> _Tarea escrita 1_: Cita literalmente del texto de la página todo lo que va desde "Neumáticos y reclamos" hasta "hacia otros mares.", con ambos extremos incluidos.
> _Tarea escrita 2_: Pon en una lista numerada todo lo que va desde el comienzo de las entradas hasta la línea que contiene "location-name: Med Spa", incluida esa línea, y deja fuera las líneas en blanco.

*** Texto de la página

Por Ricardo Vega. Es un presente eterno. Una dimensión memorial que renace y fluye siempre persistente, Vívida.
“Hirieron a Marcelino. Lo escuché por Radio Mil”, informó el primo William Güilamo.
La revelación lapidaria y tormentosa abrió mis ojos y me hizo saltar de la cama. El amanecer apenas bordeaba las ocho horas y tantos minutos, abril iniciaba su séptimo día y el año 1981.
Neumáticos y reclamos encendían las calles. Las avenidas eran realmente de Los Martires. La calle Moca, la Duarte, Villas Agrícolas, el mercado era un solo reclamo, el de siempre; la bonanza nunca alcanza para los obreros y menos pudientes.
Una carabina San Cristóbal, un francotirador gris, un cabo o un teniente, Márquez Miliano o Sánchez Ulloa, tres obreros de la comunicación, un canillita y un fotógrafo, un único proyectil y un solo corazón destrozado. Sangre, luto, dolor. Desde entonces la paz zarpó hacia otros mares.
Teatro, especulaciones, investigaciones, audiencias, declaraciones de prensa, mercadeo, exámenes de balística; todos conducían a la misma deriva. Ya nadie podría revivir un crimen que a tres décadas y seis años hoy sigue latente, como una oruga que los años convierten en mariposa, cuyos huesos, pulverizados de honor, remueven sus cimientes desde el nicho de la injusticia para recordarle a esta sociedad, a sus dolientes, si es que los tiene, que es posible volver a morir o volver a nacer, cada vez que sea necesario, para defender y sostener la consagración utópica hacia la verdad, la libre expresión y la equidad social.

******
*** Datos registrados

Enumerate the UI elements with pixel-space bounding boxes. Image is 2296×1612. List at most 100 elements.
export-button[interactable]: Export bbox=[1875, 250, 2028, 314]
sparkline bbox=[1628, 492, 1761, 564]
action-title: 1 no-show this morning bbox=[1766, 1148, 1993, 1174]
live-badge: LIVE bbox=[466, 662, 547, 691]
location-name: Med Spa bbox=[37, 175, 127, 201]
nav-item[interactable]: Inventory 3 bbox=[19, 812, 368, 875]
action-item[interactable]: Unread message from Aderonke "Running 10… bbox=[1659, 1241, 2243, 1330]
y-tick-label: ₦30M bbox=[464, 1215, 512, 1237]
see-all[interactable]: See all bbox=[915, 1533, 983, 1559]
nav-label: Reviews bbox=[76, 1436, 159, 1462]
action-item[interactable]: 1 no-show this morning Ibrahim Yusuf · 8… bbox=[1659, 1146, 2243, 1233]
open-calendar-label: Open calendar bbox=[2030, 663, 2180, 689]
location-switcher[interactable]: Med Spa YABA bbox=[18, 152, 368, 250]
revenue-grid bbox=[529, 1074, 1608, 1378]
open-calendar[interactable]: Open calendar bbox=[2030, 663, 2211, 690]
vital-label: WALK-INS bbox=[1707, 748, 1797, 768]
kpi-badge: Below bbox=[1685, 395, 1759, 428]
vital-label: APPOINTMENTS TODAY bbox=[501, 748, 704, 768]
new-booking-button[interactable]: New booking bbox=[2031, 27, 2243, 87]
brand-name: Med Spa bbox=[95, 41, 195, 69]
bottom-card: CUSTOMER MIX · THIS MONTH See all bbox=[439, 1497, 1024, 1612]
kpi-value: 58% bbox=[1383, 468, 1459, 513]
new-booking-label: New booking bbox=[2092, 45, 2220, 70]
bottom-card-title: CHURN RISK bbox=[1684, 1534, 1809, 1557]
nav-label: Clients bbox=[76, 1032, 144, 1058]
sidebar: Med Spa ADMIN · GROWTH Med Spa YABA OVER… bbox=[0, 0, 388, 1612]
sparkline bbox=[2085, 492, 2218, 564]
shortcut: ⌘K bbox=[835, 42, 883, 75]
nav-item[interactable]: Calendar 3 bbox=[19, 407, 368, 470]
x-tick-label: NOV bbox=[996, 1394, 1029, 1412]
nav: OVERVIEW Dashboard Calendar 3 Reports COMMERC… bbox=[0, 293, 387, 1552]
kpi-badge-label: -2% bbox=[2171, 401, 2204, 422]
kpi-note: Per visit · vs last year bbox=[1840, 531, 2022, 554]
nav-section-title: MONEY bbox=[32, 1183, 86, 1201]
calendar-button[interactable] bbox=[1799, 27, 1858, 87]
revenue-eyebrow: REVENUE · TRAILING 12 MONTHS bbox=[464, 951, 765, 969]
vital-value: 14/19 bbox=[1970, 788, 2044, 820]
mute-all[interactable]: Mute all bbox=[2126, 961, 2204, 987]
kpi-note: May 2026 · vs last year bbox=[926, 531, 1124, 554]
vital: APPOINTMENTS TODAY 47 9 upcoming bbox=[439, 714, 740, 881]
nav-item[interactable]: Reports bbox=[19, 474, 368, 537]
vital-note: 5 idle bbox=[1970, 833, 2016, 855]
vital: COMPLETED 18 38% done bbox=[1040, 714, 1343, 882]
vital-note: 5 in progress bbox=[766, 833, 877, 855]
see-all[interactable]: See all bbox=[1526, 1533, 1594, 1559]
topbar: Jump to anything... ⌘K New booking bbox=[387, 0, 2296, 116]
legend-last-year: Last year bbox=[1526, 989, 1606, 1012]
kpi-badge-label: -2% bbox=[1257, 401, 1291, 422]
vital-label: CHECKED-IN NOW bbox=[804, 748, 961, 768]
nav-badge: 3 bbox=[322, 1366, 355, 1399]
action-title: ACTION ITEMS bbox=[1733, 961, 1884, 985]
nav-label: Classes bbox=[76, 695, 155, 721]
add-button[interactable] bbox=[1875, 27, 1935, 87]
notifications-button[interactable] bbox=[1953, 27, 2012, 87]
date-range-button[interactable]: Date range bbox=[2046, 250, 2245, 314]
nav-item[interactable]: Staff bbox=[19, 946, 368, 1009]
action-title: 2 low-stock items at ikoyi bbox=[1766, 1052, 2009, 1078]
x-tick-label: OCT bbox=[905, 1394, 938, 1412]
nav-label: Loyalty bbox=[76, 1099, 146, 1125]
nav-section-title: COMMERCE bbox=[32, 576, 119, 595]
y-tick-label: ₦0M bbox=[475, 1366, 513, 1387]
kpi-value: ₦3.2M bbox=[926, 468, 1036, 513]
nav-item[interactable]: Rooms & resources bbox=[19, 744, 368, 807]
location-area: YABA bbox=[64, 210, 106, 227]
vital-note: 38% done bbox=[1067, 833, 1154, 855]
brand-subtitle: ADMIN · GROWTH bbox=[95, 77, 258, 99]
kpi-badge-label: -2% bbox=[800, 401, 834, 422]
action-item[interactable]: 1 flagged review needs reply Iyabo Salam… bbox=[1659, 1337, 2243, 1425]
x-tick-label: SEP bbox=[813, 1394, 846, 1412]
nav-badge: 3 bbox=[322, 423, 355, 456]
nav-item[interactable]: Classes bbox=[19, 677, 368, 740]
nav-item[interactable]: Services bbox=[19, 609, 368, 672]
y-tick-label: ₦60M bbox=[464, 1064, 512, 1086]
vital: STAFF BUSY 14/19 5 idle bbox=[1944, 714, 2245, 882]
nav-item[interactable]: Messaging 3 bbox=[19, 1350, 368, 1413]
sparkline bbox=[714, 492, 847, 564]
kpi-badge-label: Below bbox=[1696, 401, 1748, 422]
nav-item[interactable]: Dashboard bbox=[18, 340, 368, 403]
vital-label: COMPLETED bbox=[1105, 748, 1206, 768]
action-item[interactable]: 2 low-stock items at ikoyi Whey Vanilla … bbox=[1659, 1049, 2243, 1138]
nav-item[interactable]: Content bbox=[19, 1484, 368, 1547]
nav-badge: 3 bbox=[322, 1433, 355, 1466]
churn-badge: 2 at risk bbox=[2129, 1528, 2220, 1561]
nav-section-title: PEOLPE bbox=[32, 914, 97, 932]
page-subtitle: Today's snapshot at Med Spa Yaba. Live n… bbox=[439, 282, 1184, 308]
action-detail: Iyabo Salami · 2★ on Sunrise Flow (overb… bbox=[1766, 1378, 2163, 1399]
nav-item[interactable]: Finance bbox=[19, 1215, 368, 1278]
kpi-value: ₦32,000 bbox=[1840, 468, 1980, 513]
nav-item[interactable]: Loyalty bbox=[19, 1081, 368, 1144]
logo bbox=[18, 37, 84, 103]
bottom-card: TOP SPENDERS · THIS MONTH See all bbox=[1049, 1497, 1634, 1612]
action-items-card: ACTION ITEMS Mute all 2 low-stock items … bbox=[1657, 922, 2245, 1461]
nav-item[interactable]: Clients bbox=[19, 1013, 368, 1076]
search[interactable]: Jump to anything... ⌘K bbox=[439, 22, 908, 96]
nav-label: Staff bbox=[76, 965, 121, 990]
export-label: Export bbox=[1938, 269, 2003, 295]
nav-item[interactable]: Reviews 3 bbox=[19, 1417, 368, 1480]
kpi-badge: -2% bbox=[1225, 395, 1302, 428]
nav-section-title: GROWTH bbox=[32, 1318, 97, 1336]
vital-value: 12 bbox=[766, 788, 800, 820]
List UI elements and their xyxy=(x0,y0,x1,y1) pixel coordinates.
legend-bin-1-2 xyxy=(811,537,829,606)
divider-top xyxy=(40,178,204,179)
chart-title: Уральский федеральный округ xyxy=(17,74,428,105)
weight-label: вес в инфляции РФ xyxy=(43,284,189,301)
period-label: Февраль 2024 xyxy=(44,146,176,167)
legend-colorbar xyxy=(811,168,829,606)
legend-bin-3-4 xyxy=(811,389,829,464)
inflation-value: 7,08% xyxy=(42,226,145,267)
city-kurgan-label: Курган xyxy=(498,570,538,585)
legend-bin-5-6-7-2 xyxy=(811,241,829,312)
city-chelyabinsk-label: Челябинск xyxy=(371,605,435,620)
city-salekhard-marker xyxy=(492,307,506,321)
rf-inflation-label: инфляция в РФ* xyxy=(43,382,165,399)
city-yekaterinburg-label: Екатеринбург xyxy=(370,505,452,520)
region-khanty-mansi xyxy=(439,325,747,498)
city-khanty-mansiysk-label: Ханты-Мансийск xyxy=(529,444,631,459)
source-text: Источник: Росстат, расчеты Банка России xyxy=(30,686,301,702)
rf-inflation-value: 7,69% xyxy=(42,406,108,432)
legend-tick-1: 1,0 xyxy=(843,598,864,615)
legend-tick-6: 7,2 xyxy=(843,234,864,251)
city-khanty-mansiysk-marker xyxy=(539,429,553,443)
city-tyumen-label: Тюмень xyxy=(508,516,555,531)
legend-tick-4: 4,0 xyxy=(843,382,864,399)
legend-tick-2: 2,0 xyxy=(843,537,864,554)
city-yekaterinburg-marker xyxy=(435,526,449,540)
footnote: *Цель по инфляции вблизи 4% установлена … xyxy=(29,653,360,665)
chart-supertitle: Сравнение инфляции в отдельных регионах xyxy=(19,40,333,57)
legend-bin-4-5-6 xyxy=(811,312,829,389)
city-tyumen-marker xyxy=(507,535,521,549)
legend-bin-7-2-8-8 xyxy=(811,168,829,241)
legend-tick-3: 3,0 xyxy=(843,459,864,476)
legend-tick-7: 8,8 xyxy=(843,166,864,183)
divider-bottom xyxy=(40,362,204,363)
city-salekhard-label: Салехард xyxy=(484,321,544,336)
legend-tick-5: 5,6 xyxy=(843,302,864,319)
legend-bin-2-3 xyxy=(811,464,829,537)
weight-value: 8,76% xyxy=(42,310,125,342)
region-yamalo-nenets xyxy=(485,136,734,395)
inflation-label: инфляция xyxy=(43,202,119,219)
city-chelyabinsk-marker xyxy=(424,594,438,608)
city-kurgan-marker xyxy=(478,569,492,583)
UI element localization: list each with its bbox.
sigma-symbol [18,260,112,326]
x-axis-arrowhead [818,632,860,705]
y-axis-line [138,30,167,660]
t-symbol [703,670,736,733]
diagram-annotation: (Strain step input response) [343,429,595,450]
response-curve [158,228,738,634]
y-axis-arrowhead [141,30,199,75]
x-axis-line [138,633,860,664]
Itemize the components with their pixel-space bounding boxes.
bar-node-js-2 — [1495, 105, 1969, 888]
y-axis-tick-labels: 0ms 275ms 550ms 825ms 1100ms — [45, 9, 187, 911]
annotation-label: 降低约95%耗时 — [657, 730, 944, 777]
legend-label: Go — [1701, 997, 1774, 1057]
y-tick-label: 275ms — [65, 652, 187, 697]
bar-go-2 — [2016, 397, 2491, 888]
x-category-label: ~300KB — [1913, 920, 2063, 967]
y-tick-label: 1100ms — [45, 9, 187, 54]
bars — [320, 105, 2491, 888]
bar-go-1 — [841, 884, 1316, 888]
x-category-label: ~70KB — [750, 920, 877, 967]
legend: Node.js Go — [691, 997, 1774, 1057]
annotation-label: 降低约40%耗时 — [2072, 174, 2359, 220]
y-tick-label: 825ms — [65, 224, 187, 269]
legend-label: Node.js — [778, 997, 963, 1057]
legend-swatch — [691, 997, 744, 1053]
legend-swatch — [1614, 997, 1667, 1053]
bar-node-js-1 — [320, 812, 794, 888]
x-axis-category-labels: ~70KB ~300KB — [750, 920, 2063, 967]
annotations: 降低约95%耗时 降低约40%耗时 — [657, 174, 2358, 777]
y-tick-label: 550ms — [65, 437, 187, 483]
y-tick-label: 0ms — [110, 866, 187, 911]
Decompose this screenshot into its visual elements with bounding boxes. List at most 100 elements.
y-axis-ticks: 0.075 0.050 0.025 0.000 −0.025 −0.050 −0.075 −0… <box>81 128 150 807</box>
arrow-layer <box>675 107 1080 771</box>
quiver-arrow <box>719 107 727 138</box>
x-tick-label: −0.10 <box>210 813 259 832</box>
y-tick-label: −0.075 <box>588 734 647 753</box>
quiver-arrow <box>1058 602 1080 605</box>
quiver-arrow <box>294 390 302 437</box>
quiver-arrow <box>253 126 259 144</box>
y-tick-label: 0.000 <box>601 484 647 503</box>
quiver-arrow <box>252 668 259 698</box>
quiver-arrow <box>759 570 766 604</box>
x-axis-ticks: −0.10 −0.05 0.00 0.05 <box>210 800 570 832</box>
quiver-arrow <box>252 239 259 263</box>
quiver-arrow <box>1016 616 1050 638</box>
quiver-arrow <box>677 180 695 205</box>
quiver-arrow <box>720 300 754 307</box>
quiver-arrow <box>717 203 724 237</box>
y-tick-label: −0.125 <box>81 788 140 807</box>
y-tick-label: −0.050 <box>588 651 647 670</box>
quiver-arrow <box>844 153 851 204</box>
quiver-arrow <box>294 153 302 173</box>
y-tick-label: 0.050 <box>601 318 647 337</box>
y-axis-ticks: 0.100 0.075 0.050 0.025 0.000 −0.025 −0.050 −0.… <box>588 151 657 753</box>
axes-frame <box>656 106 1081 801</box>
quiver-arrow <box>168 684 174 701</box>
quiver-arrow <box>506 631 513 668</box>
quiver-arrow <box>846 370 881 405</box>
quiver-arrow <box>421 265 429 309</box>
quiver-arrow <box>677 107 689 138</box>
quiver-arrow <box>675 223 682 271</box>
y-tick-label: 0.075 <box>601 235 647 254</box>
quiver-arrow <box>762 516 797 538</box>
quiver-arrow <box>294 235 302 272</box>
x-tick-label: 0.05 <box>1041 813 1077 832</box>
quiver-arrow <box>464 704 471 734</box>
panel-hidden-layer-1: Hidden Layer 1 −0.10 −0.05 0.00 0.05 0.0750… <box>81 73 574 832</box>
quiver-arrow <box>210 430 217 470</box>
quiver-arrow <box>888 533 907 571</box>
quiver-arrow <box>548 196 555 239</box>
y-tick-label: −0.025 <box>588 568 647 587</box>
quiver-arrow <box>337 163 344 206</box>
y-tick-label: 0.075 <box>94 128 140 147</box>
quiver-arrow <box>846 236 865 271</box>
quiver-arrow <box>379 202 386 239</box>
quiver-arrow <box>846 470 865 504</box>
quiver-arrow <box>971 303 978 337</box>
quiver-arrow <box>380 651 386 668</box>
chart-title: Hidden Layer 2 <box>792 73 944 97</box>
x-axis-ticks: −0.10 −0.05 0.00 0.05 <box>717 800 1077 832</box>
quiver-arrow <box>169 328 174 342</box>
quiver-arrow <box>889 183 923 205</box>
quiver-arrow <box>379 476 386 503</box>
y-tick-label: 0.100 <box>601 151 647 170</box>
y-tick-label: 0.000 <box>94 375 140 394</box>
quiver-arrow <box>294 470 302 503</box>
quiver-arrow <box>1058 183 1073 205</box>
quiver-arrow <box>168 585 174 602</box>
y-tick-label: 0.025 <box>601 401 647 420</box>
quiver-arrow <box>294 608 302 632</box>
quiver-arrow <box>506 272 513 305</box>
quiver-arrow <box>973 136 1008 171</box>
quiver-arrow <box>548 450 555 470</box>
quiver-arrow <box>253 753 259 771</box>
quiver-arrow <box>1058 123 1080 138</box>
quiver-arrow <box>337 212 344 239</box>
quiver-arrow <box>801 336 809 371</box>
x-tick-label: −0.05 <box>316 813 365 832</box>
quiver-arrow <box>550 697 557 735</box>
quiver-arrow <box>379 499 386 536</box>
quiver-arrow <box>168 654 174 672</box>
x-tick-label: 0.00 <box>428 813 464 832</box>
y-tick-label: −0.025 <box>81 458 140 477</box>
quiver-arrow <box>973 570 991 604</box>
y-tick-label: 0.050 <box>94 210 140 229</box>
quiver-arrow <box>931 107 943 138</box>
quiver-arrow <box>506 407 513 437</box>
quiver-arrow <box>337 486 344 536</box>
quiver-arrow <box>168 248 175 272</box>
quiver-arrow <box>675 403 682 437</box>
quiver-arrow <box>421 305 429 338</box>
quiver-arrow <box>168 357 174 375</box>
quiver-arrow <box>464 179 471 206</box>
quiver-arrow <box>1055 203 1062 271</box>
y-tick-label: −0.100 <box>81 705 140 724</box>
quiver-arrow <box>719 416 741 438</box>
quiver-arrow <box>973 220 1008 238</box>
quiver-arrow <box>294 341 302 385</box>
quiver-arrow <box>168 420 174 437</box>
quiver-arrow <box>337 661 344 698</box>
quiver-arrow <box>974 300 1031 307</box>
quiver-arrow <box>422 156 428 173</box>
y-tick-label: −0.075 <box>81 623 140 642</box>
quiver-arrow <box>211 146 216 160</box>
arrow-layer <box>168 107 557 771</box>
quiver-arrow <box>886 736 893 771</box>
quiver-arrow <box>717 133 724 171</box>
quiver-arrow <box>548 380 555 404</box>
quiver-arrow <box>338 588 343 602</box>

******

> _Respuesta correcta 1_:
Neumáticos y reclamos encendían las calles. Las avenidas eran realmente de Los Martires. La calle Moca, la Duarte, Villas Agrícolas, el mercado era un solo reclamo, el de siempre; la bonanza nunca alcanza para los obreros y menos pudientes.
Una carabina San Cristóbal, un francotirador gris, un cabo o un teniente, Márquez Miliano o Sánchez Ulloa, tres obreros de la comunicación, un canillita y un fotógrafo, un único proyectil y un solo corazón destrozado. Sangre, luto, dolor. Desde entonces la paz zarpó hacia otros mares.

> _Respuesta correcta 2_:
1. Enumerate the UI elements with pixel-space bounding boxes. Image is 2296×1612. List at most 100 elements.
2. export-button[interactable]: Export bbox=[1875, 250, 2028, 314]
3. sparkline bbox=[1628, 492, 1761, 564]
4. action-title: 1 no-show this morning bbox=[1766, 1148, 1993, 1174]
5. live-badge: LIVE bbox=[466, 662, 547, 691]
6. location-name: Med Spa bbox=[37, 175, 127, 201]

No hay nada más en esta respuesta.